# WHAT TO DO
For each line of the data below that holds "dbar", copy the line.

Extracted data entries:
################
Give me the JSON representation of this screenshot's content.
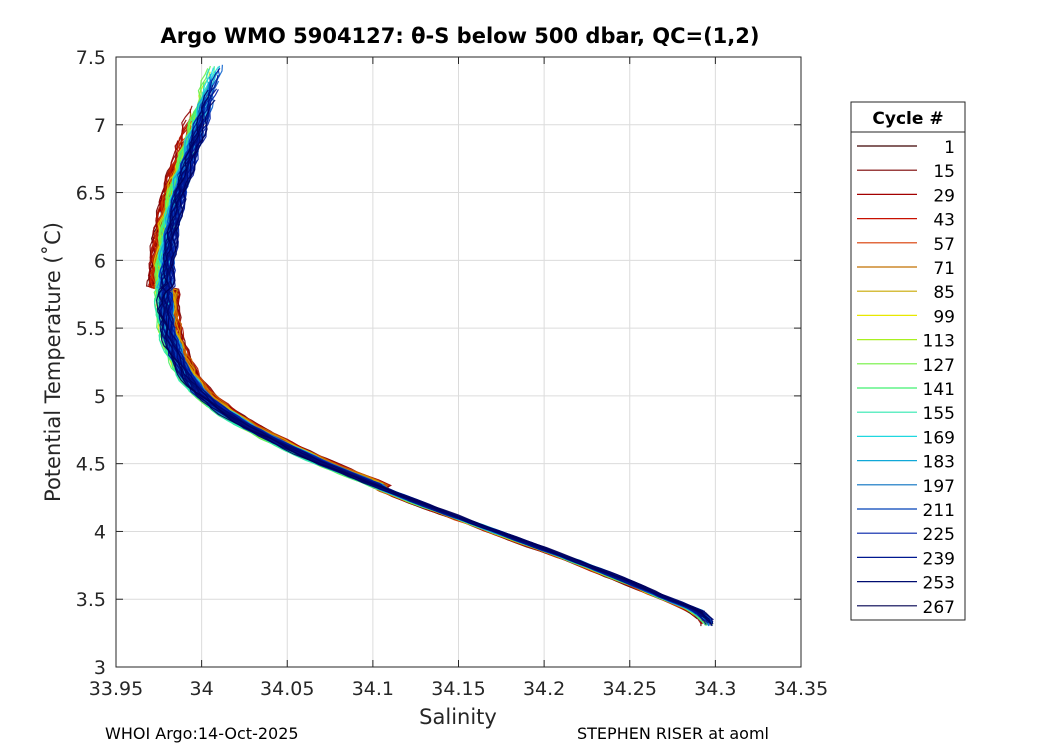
{
  "header": {
    "title": "Argo WMO 5904127: θ-S below 500 dbar,  QC=(1,2)"
  },
  "footer": {
    "left": "WHOI Argo:14-Oct-2025",
    "right": "STEPHEN RISER at aoml"
  },
  "chart_data": {
    "type": "line",
    "title": "Argo WMO 5904127: θ-S below 500 dbar,  QC=(1,2)",
    "xlabel": "Salinity",
    "ylabel": "Potential Temperature (˚C)",
    "xlim": [
      33.95,
      34.35
    ],
    "ylim": [
      3,
      7.5
    ],
    "xticks": [
      33.95,
      34,
      34.05,
      34.1,
      34.15,
      34.2,
      34.25,
      34.3,
      34.35
    ],
    "xtick_labels": [
      "33.95",
      "34",
      "34.05",
      "34.1",
      "34.15",
      "34.2",
      "34.25",
      "34.3",
      "34.35"
    ],
    "yticks": [
      3,
      3.5,
      4,
      4.5,
      5,
      5.5,
      6,
      6.5,
      7,
      7.5
    ],
    "ytick_labels": [
      "3",
      "3.5",
      "4",
      "4.5",
      "5",
      "5.5",
      "6",
      "6.5",
      "7",
      "7.5"
    ],
    "grid": true,
    "legend": {
      "title": "Cycle #",
      "placement": "outside-right",
      "entries": [
        "1",
        "15",
        "29",
        "43",
        "57",
        "71",
        "85",
        "99",
        "113",
        "127",
        "141",
        "155",
        "169",
        "183",
        "197",
        "211",
        "225",
        "239",
        "253",
        "267"
      ],
      "colors": [
        "#3d0000",
        "#7a0000",
        "#a30000",
        "#c81000",
        "#d83a00",
        "#c27000",
        "#c8a800",
        "#e8e800",
        "#a8f020",
        "#70f040",
        "#40f070",
        "#30e8b0",
        "#20d8e0",
        "#10a8d8",
        "#0870c0",
        "#0040b8",
        "#0020a8",
        "#001890",
        "#000c70",
        "#000050"
      ]
    },
    "series_shape": {
      "description_free": true,
      "x": [
        34.008,
        34.003,
        33.998,
        33.993,
        33.988,
        33.984,
        33.981,
        33.979,
        33.978,
        33.978,
        33.98,
        33.984,
        33.99,
        33.998,
        34.01,
        34.025,
        34.045,
        34.07,
        34.1,
        34.13,
        34.16,
        34.19,
        34.22,
        34.25,
        34.27,
        34.29,
        34.298
      ],
      "y": [
        7.45,
        7.2,
        7.0,
        6.8,
        6.6,
        6.4,
        6.2,
        6.0,
        5.8,
        5.6,
        5.45,
        5.3,
        5.15,
        5.02,
        4.9,
        4.78,
        4.65,
        4.5,
        4.35,
        4.2,
        4.06,
        3.92,
        3.78,
        3.63,
        3.52,
        3.42,
        3.33
      ]
    }
  }
}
################
# FULL RESPONSE
    "title": "Argo WMO 5904127: θ-S below 500 dbar,  QC=(1,2)"
    "title": "Argo WMO 5904127: θ-S below 500 dbar,  QC=(1,2)",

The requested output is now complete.